(Extracted data entries)
━━━
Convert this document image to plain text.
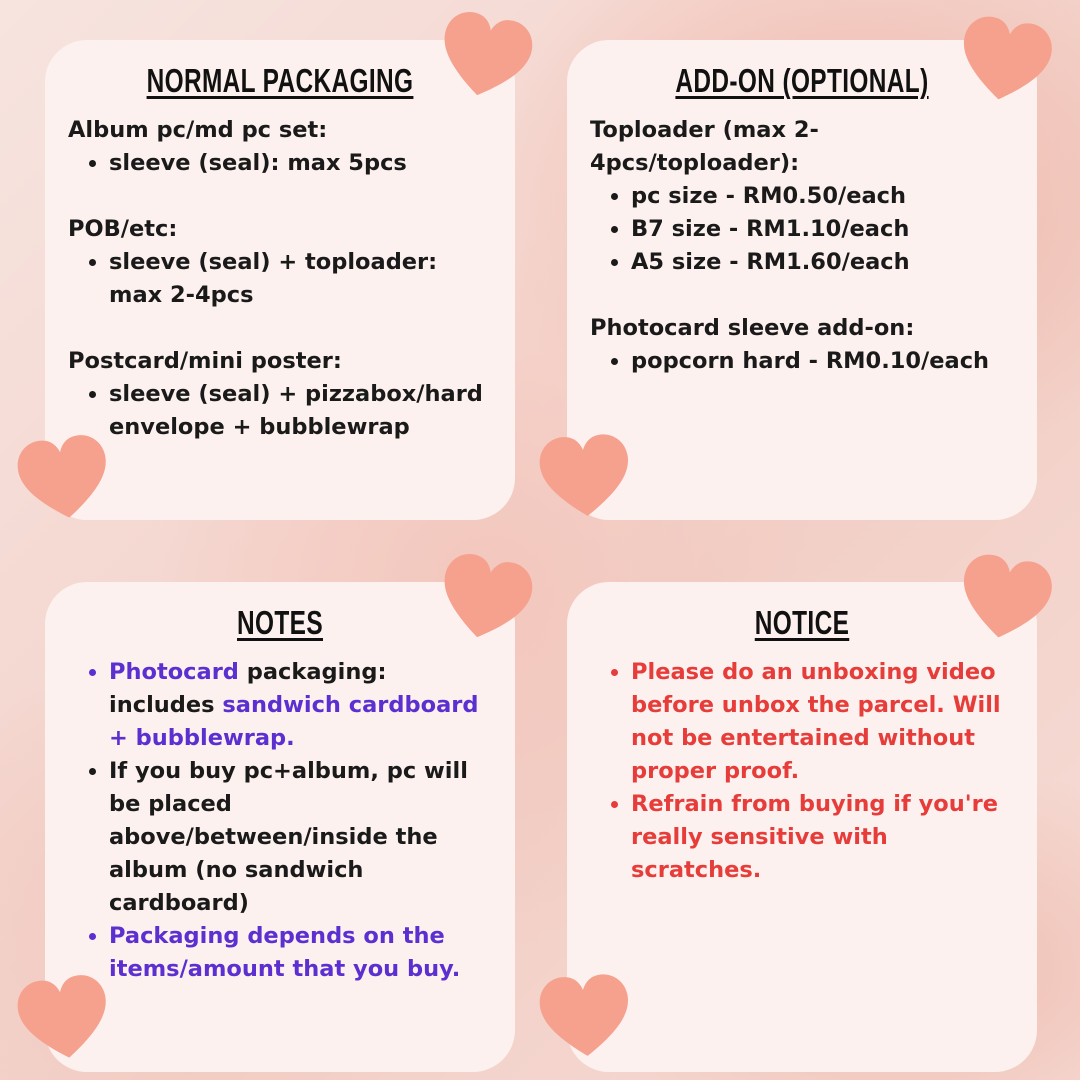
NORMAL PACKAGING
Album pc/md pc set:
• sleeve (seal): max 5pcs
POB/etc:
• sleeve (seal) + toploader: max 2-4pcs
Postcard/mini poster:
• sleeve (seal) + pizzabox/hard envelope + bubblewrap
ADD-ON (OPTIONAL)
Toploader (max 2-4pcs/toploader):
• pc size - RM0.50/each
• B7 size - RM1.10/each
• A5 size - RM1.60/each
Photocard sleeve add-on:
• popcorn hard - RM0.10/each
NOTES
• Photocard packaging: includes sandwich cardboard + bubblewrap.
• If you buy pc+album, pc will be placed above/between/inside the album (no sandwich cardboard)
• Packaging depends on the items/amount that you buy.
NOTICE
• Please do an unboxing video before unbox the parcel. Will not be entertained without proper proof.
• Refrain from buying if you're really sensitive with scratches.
━━━
> [What to produce] Transcribe the whole listing, character for character, but not its images.

> [Result of the exercise]
Convert this document image to plain text.
NORMAL PACKAGING
Album pc/md pc set:
• sleeve (seal): max 5pcs
POB/etc:
• sleeve (seal) + toploader: max 2-4pcs
Postcard/mini poster:
• sleeve (seal) + pizzabox/hard envelope + bubblewrap
ADD-ON (OPTIONAL)
Toploader (max 2-4pcs/toploader):
• pc size - RM0.50/each
• B7 size - RM1.10/each
• A5 size - RM1.60/each
Photocard sleeve add-on:
• popcorn hard - RM0.10/each
NOTES
• Photocard packaging: includes sandwich cardboard + bubblewrap.
• If you buy pc+album, pc will be placed above/between/inside the album (no sandwich cardboard)
• Packaging depends on the items/amount that you buy.
NOTICE
• Please do an unboxing video before unbox the parcel. Will not be entertained without proper proof.
• Refrain from buying if you're really sensitive with scratches.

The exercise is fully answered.